Stored items
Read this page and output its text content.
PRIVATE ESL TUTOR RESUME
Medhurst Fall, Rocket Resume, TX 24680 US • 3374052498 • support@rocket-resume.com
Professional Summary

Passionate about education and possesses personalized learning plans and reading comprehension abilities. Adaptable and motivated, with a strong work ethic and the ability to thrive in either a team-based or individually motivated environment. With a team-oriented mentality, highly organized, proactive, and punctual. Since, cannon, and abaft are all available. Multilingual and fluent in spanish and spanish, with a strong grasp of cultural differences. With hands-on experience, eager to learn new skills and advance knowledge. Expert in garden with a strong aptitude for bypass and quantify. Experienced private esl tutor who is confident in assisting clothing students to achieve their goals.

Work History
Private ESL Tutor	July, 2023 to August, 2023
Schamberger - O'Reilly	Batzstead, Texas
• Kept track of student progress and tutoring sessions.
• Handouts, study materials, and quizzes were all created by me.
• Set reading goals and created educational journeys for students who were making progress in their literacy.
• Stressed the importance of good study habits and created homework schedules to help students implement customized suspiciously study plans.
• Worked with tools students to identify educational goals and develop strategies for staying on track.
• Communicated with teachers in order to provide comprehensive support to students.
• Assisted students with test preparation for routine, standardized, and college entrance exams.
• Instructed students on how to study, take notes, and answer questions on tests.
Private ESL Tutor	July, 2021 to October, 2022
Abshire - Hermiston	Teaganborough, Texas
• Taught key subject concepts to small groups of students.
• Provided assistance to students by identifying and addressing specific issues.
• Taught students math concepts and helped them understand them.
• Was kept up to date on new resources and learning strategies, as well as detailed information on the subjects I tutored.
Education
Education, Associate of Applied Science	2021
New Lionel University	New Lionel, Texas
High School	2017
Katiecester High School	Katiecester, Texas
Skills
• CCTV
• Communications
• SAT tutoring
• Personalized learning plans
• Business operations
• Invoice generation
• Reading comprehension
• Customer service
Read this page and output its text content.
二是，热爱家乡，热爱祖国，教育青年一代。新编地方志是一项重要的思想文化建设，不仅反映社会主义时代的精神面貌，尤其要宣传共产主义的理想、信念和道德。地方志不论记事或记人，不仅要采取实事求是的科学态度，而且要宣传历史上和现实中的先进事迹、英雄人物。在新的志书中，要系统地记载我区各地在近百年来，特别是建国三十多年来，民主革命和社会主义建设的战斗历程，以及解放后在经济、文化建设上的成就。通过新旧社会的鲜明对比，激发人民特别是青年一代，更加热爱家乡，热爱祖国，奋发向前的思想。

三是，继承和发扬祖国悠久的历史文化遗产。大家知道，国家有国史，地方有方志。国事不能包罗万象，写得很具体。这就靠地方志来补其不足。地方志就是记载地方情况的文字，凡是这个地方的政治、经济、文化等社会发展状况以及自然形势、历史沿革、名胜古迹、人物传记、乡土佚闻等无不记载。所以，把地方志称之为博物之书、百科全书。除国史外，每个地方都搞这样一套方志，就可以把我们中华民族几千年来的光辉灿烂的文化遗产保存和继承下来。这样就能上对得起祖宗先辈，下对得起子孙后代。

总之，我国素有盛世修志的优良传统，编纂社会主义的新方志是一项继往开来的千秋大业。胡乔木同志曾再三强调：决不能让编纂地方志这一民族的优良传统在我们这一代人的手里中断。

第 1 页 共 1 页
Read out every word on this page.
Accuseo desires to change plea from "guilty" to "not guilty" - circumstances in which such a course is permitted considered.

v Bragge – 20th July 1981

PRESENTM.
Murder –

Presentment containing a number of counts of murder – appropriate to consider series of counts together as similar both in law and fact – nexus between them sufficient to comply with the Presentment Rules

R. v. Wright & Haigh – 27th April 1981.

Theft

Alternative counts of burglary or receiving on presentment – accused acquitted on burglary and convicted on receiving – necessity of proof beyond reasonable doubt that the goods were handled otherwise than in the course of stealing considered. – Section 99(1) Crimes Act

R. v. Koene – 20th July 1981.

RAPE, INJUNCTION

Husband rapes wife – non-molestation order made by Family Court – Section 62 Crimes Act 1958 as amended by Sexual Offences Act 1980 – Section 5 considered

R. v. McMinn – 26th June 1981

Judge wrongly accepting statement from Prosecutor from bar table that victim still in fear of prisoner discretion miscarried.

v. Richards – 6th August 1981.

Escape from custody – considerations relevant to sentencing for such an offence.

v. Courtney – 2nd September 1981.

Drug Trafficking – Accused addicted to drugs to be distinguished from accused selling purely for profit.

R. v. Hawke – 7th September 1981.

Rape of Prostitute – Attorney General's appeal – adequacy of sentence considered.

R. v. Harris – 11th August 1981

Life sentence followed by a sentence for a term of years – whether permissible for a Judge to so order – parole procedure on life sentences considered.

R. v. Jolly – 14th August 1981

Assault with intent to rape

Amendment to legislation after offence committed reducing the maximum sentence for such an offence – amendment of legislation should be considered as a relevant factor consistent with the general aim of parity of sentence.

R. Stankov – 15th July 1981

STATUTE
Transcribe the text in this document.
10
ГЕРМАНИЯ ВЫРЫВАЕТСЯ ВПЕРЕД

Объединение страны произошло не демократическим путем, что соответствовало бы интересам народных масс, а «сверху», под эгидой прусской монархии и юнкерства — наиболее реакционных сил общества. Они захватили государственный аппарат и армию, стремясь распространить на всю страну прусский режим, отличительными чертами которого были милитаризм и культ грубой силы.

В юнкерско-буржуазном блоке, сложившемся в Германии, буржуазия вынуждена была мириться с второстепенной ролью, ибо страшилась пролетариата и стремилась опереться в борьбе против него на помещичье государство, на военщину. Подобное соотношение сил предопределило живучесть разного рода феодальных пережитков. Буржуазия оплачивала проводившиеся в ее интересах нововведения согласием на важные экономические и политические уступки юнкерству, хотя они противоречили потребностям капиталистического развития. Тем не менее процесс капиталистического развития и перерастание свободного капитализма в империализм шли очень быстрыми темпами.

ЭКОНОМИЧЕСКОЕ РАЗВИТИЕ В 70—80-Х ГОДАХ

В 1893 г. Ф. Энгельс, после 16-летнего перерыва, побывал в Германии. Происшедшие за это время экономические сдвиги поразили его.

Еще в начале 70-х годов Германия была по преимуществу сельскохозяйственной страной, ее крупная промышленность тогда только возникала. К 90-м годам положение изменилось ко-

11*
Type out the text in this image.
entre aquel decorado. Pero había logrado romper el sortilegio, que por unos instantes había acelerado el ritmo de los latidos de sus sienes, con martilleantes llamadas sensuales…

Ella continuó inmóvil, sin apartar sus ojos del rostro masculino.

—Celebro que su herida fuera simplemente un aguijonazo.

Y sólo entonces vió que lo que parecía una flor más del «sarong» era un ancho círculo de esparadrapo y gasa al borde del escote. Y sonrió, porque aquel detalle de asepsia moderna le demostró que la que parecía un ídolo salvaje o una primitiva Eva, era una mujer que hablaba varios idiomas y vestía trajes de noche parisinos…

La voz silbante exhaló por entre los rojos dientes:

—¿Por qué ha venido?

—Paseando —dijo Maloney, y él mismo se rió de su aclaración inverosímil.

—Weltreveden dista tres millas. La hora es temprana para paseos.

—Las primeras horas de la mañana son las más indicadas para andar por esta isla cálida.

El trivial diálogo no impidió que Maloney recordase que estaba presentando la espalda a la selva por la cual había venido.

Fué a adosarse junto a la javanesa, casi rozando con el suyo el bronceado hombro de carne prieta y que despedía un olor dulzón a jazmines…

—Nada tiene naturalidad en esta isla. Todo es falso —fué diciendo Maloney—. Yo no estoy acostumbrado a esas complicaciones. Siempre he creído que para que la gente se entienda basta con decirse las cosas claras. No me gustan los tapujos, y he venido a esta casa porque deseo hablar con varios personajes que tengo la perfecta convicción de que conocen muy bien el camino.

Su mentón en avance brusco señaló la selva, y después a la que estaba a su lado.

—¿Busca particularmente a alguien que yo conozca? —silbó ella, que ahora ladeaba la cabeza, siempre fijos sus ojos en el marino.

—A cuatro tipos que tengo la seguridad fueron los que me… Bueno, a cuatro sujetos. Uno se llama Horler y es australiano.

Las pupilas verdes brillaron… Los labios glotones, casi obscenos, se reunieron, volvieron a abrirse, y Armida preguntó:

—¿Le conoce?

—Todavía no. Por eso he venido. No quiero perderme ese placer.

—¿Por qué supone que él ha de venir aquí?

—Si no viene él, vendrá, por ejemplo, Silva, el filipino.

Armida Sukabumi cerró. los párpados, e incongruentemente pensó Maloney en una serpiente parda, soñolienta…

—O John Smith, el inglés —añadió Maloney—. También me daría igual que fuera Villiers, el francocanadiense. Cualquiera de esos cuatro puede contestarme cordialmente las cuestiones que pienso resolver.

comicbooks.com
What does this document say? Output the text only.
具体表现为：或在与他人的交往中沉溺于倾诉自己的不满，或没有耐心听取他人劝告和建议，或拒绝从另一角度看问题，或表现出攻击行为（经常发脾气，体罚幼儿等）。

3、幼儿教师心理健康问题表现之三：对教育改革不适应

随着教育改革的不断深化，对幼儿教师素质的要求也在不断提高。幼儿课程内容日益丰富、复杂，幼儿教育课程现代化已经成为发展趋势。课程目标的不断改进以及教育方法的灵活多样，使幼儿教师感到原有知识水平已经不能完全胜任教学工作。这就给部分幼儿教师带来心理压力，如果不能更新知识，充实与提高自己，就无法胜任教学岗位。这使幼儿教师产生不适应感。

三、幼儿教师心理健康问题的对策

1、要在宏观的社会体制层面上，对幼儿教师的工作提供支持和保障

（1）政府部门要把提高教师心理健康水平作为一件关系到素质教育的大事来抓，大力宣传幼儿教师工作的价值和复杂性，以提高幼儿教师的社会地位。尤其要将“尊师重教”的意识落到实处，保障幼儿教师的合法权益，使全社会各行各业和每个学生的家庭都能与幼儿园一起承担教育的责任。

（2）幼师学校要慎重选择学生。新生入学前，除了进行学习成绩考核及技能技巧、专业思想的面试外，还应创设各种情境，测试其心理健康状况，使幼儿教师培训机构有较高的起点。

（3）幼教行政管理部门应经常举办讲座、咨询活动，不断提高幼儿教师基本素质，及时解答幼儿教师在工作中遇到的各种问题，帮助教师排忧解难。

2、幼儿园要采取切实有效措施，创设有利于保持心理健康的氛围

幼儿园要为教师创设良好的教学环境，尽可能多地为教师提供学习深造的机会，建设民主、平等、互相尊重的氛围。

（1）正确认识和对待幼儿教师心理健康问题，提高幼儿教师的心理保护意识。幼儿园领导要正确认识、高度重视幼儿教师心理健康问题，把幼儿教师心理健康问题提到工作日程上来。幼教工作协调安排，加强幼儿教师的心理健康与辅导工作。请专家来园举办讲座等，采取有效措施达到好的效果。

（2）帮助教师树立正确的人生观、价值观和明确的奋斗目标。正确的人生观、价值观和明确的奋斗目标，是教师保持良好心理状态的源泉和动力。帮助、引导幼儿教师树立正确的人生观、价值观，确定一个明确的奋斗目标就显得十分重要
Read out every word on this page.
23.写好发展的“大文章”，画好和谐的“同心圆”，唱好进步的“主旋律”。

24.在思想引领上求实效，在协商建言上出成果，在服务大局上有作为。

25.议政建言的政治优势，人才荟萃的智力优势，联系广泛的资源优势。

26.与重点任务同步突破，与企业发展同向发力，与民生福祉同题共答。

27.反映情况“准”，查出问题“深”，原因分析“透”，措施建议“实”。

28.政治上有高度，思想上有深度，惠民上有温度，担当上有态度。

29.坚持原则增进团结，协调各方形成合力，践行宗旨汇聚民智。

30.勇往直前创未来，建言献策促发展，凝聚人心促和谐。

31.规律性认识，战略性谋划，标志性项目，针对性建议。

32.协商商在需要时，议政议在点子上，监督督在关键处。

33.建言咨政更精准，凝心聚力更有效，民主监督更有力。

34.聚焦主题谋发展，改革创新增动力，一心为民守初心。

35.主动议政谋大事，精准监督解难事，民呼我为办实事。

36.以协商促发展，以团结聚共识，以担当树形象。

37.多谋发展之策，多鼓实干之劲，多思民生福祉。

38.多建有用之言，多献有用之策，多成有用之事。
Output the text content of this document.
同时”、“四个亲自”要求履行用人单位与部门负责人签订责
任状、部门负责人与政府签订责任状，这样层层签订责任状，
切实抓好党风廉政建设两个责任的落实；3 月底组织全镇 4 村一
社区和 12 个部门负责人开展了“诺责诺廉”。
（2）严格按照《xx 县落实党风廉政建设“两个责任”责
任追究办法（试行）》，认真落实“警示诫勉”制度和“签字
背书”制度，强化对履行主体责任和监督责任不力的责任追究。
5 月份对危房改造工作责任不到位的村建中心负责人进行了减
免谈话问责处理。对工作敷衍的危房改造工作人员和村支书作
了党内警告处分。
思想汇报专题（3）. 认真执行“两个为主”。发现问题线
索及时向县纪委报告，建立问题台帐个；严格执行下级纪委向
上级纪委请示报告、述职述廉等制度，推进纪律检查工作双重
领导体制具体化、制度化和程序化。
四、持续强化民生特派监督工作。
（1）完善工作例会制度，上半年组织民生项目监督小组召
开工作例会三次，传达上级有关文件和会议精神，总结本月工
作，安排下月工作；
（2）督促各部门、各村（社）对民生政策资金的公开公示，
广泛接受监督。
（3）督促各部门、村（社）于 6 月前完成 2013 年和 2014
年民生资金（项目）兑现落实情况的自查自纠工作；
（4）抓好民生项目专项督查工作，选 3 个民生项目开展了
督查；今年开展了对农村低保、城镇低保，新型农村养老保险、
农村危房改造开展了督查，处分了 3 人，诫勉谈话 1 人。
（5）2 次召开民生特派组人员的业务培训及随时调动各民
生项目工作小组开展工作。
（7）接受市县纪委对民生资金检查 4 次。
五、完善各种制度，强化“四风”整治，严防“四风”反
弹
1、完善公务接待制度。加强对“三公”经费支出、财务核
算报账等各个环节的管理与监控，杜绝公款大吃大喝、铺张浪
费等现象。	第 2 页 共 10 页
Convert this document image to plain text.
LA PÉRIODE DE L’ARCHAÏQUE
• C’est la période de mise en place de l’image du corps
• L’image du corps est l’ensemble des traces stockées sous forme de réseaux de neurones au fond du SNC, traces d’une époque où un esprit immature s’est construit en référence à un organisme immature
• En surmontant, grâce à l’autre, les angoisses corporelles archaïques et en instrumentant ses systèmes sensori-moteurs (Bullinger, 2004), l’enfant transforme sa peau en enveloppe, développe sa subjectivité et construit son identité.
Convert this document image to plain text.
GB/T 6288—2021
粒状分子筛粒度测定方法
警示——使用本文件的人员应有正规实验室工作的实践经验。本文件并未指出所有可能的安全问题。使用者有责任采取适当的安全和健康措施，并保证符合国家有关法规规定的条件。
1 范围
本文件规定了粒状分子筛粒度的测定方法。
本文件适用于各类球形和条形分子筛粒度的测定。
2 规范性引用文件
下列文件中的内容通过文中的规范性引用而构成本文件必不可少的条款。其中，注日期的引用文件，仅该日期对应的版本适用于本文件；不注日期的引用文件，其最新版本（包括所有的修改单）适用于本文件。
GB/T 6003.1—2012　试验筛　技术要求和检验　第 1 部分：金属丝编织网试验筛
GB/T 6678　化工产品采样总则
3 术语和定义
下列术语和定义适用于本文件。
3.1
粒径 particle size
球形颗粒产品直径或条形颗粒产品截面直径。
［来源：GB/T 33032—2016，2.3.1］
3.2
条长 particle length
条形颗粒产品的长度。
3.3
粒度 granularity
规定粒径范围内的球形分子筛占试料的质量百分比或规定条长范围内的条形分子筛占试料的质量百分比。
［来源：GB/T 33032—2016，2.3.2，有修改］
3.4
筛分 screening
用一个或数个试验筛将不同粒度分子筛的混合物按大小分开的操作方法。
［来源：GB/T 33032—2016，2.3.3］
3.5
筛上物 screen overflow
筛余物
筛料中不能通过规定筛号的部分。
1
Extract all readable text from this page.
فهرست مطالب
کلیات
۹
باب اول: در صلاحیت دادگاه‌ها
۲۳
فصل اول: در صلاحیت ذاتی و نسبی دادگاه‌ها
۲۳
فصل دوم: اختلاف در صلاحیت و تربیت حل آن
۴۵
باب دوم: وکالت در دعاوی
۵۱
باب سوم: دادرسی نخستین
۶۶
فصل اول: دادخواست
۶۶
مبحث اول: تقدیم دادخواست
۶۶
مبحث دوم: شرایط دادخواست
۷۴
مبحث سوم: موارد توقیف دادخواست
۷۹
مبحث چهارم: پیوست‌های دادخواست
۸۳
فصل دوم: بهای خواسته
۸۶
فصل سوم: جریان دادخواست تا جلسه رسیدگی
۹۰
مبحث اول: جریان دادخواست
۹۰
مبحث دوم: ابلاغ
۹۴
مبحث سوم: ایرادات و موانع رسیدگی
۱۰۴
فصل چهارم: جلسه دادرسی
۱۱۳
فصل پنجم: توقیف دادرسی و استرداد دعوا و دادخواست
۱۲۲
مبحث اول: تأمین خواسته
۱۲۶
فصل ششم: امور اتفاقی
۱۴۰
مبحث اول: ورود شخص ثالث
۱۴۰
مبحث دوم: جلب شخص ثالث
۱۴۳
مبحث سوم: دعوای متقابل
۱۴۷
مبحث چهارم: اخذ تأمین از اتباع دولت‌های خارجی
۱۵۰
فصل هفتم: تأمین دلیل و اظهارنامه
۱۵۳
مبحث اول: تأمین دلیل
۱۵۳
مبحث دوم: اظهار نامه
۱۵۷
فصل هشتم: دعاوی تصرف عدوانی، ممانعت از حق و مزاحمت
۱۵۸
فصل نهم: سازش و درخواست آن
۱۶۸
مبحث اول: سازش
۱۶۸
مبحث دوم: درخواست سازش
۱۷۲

Short exercise - Reproduce only the lines between the line containing "Extract all readable text from this page." and the last line of the records, those two lines included, exactly.

Problem solution -
Extract all readable text from this page.
فهرست مطالب
کلیات
۹
باب اول: در صلاحیت دادگاه‌ها
۲۳
فصل اول: در صلاحیت ذاتی و نسبی دادگاه‌ها
۲۳
فصل دوم: اختلاف در صلاحیت و تربیت حل آن
۴۵
باب دوم: وکالت در دعاوی
۵۱
باب سوم: دادرسی نخستین
۶۶
فصل اول: دادخواست
۶۶
مبحث اول: تقدیم دادخواست
۶۶
مبحث دوم: شرایط دادخواست
۷۴
مبحث سوم: موارد توقیف دادخواست
۷۹
مبحث چهارم: پیوست‌های دادخواست
۸۳
فصل دوم: بهای خواسته
۸۶
فصل سوم: جریان دادخواست تا جلسه رسیدگی
۹۰
مبحث اول: جریان دادخواست
۹۰
مبحث دوم: ابلاغ
۹۴
مبحث سوم: ایرادات و موانع رسیدگی
۱۰۴
فصل چهارم: جلسه دادرسی
۱۱۳
فصل پنجم: توقیف دادرسی و استرداد دعوا و دادخواست
۱۲۲
مبحث اول: تأمین خواسته
۱۲۶
فصل ششم: امور اتفاقی
۱۴۰
مبحث اول: ورود شخص ثالث
۱۴۰
مبحث دوم: جلب شخص ثالث
۱۴۳
مبحث سوم: دعوای متقابل
۱۴۷
مبحث چهارم: اخذ تأمین از اتباع دولت‌های خارجی
۱۵۰
فصل هفتم: تأمین دلیل و اظهارنامه
۱۵۳
مبحث اول: تأمین دلیل
۱۵۳
مبحث دوم: اظهار نامه
۱۵۷
فصل هشتم: دعاوی تصرف عدوانی، ممانعت از حق و مزاحمت
۱۵۸
فصل نهم: سازش و درخواست آن
۱۶۸
مبحث اول: سازش
۱۶۸
مبحث دوم: درخواست سازش
۱۷۲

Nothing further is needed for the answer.